BEGIN Data rows

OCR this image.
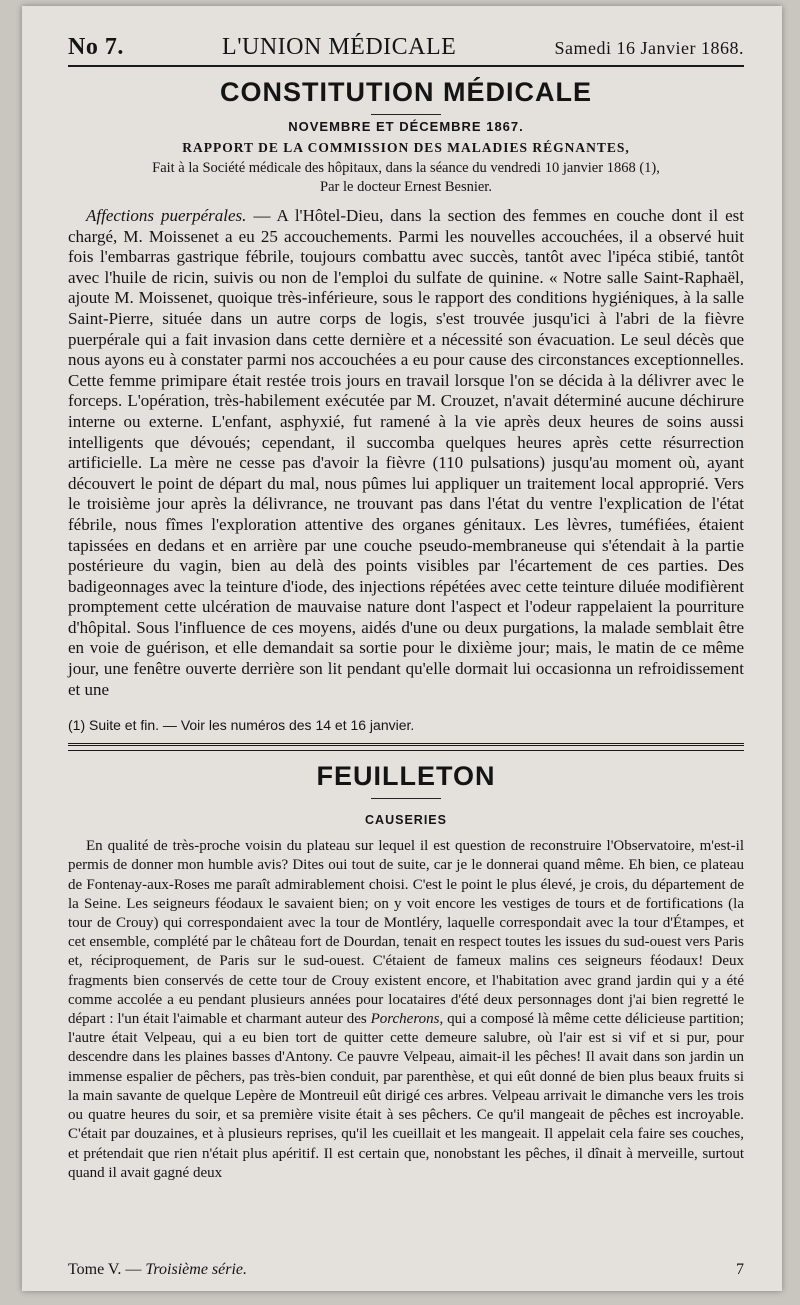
No 7.	L'UNION MÉDICALE	Samedi 16 Janvier 1868.
CONSTITUTION MÉDICALE
NOVEMBRE ET DÉCEMBRE 1867.
RAPPORT DE LA COMMISSION DES MALADIES RÉGNANTES,
Fait à la Société médicale des hôpitaux, dans la séance du vendredi 10 janvier 1868 (1),
Par le docteur Ernest Besnier.

Affections puerpérales. — A l'Hôtel-Dieu, dans la section des femmes en couche dont il est chargé, M. Moissenet a eu 25 accouchements. Parmi les nouvelles accouchées, il a observé huit fois l'embarras gastrique fébrile, toujours combattu avec succès, tantôt avec l'ipéca stibié, tantôt avec l'huile de ricin, suivis ou non de l'emploi du sulfate de quinine. « Notre salle Saint-Raphaël, ajoute M. Moissenet, quoique très-inférieure, sous le rapport des conditions hygiéniques, à la salle Saint-Pierre, située dans un autre corps de logis, s'est trouvée jusqu'ici à l'abri de la fièvre puerpérale qui a fait invasion dans cette dernière et a nécessité son évacuation. Le seul décès que nous ayons eu à constater parmi nos accouchées a eu pour cause des circonstances exceptionnelles. Cette femme primipare était restée trois jours en travail lorsque l'on se décida à la délivrer avec le forceps. L'opération, très-habilement exécutée par M. Crouzet, n'avait déterminé aucune déchirure interne ou externe. L'enfant, asphyxié, fut ramené à la vie après deux heures de soins aussi intelligents que dévoués; cependant, il succomba quelques heures après cette résurrection artificielle. La mère ne cesse pas d'avoir la fièvre (110 pulsations) jusqu'au moment où, ayant découvert le point de départ du mal, nous pûmes lui appliquer un traitement local approprié. Vers le troisième jour après la délivrance, ne trouvant pas dans l'état du ventre l'explication de l'état fébrile, nous fîmes l'exploration attentive des organes génitaux. Les lèvres, tuméfiées, étaient tapissées en dedans et en arrière par une couche pseudo-membraneuse qui s'étendait à la partie postérieure du vagin, bien au delà des points visibles par l'écartement de ces parties. Des badigeonnages avec la teinture d'iode, des injections répétées avec cette teinture diluée modifièrent promptement cette ulcération de mauvaise nature dont l'aspect et l'odeur rappelaient la pourriture d'hôpital. Sous l'influence de ces moyens, aidés d'une ou deux purgations, la malade semblait être en voie de guérison, et elle demandait sa sortie pour le dixième jour; mais, le matin de ce même jour, une fenêtre ouverte derrière son lit pendant qu'elle dormait lui occasionna un refroidissement et une

(1) Suite et fin. — Voir les numéros des 14 et 16 janvier.
FEUILLETON
CAUSERIES

En qualité de très-proche voisin du plateau sur lequel il est question de reconstruire l'Observatoire, m'est-il permis de donner mon humble avis? Dites oui tout de suite, car je le donnerai quand même. Eh bien, ce plateau de Fontenay-aux-Roses me paraît admirablement choisi. C'est le point le plus élevé, je crois, du département de la Seine. Les seigneurs féodaux le savaient bien; on y voit encore les vestiges de tours et de fortifications (la tour de Crouy) qui correspondaient avec la tour de Montléry, laquelle correspondait avec la tour d'Étampes, et cet ensemble, complété par le château fort de Dourdan, tenait en respect toutes les issues du sud-ouest vers Paris et, réciproquement, de Paris sur le sud-ouest. C'étaient de fameux malins ces seigneurs féodaux! Deux fragments bien conservés de cette tour de Crouy existent encore, et l'habitation avec grand jardin qui y a été comme accolée a eu pendant plusieurs années pour locataires d'été deux personnages dont j'ai bien regretté le départ : l'un était l'aimable et charmant auteur des Porcherons, qui a composé là même cette délicieuse partition; l'autre était Velpeau, qui a eu bien tort de quitter cette demeure salubre, où l'air est si vif et si pur, pour descendre dans les plaines basses d'Antony. Ce pauvre Velpeau, aimait-il les pêches! Il avait dans son jardin un immense espalier de pêchers, pas très-bien conduit, par parenthèse, et qui eût donné de bien plus beaux fruits si la main savante de quelque Lepère de Montreuil eût dirigé ces arbres. Velpeau arrivait le dimanche vers les trois ou quatre heures du soir, et sa première visite était à ses pêchers. Ce qu'il mangeait de pêches est incroyable. C'était par douzaines, et à plusieurs reprises, qu'il les cueillait et les mangeait. Il appelait cela faire ses couches, et prétendait que rien n'était plus apéritif. Il est certain que, nonobstant les pêches, il dînait à merveille, surtout quand il avait gagné deux

Tome V. — Troisième série.	7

END Data rows

Stated goal.
Copy each line of the records precisely and drop any images they hold.

Written response.
OCR this image.
No 7.	L'UNION MÉDICALE	Samedi 16 Janvier 1868.
CONSTITUTION MÉDICALE
NOVEMBRE ET DÉCEMBRE 1867.
RAPPORT DE LA COMMISSION DES MALADIES RÉGNANTES,
Fait à la Société médicale des hôpitaux, dans la séance du vendredi 10 janvier 1868 (1),
Par le docteur Ernest Besnier.

Affections puerpérales. — A l'Hôtel-Dieu, dans la section des femmes en couche dont il est chargé, M. Moissenet a eu 25 accouchements. Parmi les nouvelles accouchées, il a observé huit fois l'embarras gastrique fébrile, toujours combattu avec succès, tantôt avec l'ipéca stibié, tantôt avec l'huile de ricin, suivis ou non de l'emploi du sulfate de quinine. « Notre salle Saint-Raphaël, ajoute M. Moissenet, quoique très-inférieure, sous le rapport des conditions hygiéniques, à la salle Saint-Pierre, située dans un autre corps de logis, s'est trouvée jusqu'ici à l'abri de la fièvre puerpérale qui a fait invasion dans cette dernière et a nécessité son évacuation. Le seul décès que nous ayons eu à constater parmi nos accouchées a eu pour cause des circonstances exceptionnelles. Cette femme primipare était restée trois jours en travail lorsque l'on se décida à la délivrer avec le forceps. L'opération, très-habilement exécutée par M. Crouzet, n'avait déterminé aucune déchirure interne ou externe. L'enfant, asphyxié, fut ramené à la vie après deux heures de soins aussi intelligents que dévoués; cependant, il succomba quelques heures après cette résurrection artificielle. La mère ne cesse pas d'avoir la fièvre (110 pulsations) jusqu'au moment où, ayant découvert le point de départ du mal, nous pûmes lui appliquer un traitement local approprié. Vers le troisième jour après la délivrance, ne trouvant pas dans l'état du ventre l'explication de l'état fébrile, nous fîmes l'exploration attentive des organes génitaux. Les lèvres, tuméfiées, étaient tapissées en dedans et en arrière par une couche pseudo-membraneuse qui s'étendait à la partie postérieure du vagin, bien au delà des points visibles par l'écartement de ces parties. Des badigeonnages avec la teinture d'iode, des injections répétées avec cette teinture diluée modifièrent promptement cette ulcération de mauvaise nature dont l'aspect et l'odeur rappelaient la pourriture d'hôpital. Sous l'influence de ces moyens, aidés d'une ou deux purgations, la malade semblait être en voie de guérison, et elle demandait sa sortie pour le dixième jour; mais, le matin de ce même jour, une fenêtre ouverte derrière son lit pendant qu'elle dormait lui occasionna un refroidissement et une

(1) Suite et fin. — Voir les numéros des 14 et 16 janvier.
FEUILLETON
CAUSERIES

En qualité de très-proche voisin du plateau sur lequel il est question de reconstruire l'Observatoire, m'est-il permis de donner mon humble avis? Dites oui tout de suite, car je le donnerai quand même. Eh bien, ce plateau de Fontenay-aux-Roses me paraît admirablement choisi. C'est le point le plus élevé, je crois, du département de la Seine. Les seigneurs féodaux le savaient bien; on y voit encore les vestiges de tours et de fortifications (la tour de Crouy) qui correspondaient avec la tour de Montléry, laquelle correspondait avec la tour d'Étampes, et cet ensemble, complété par le château fort de Dourdan, tenait en respect toutes les issues du sud-ouest vers Paris et, réciproquement, de Paris sur le sud-ouest. C'étaient de fameux malins ces seigneurs féodaux! Deux fragments bien conservés de cette tour de Crouy existent encore, et l'habitation avec grand jardin qui y a été comme accolée a eu pendant plusieurs années pour locataires d'été deux personnages dont j'ai bien regretté le départ : l'un était l'aimable et charmant auteur des Porcherons, qui a composé là même cette délicieuse partition; l'autre était Velpeau, qui a eu bien tort de quitter cette demeure salubre, où l'air est si vif et si pur, pour descendre dans les plaines basses d'Antony. Ce pauvre Velpeau, aimait-il les pêches! Il avait dans son jardin un immense espalier de pêchers, pas très-bien conduit, par parenthèse, et qui eût donné de bien plus beaux fruits si la main savante de quelque Lepère de Montreuil eût dirigé ces arbres. Velpeau arrivait le dimanche vers les trois ou quatre heures du soir, et sa première visite était à ses pêchers. Ce qu'il mangeait de pêches est incroyable. C'était par douzaines, et à plusieurs reprises, qu'il les cueillait et les mangeait. Il appelait cela faire ses couches, et prétendait que rien n'était plus apéritif. Il est certain que, nonobstant les pêches, il dînait à merveille, surtout quand il avait gagné deux

Tome V. — Troisième série.	7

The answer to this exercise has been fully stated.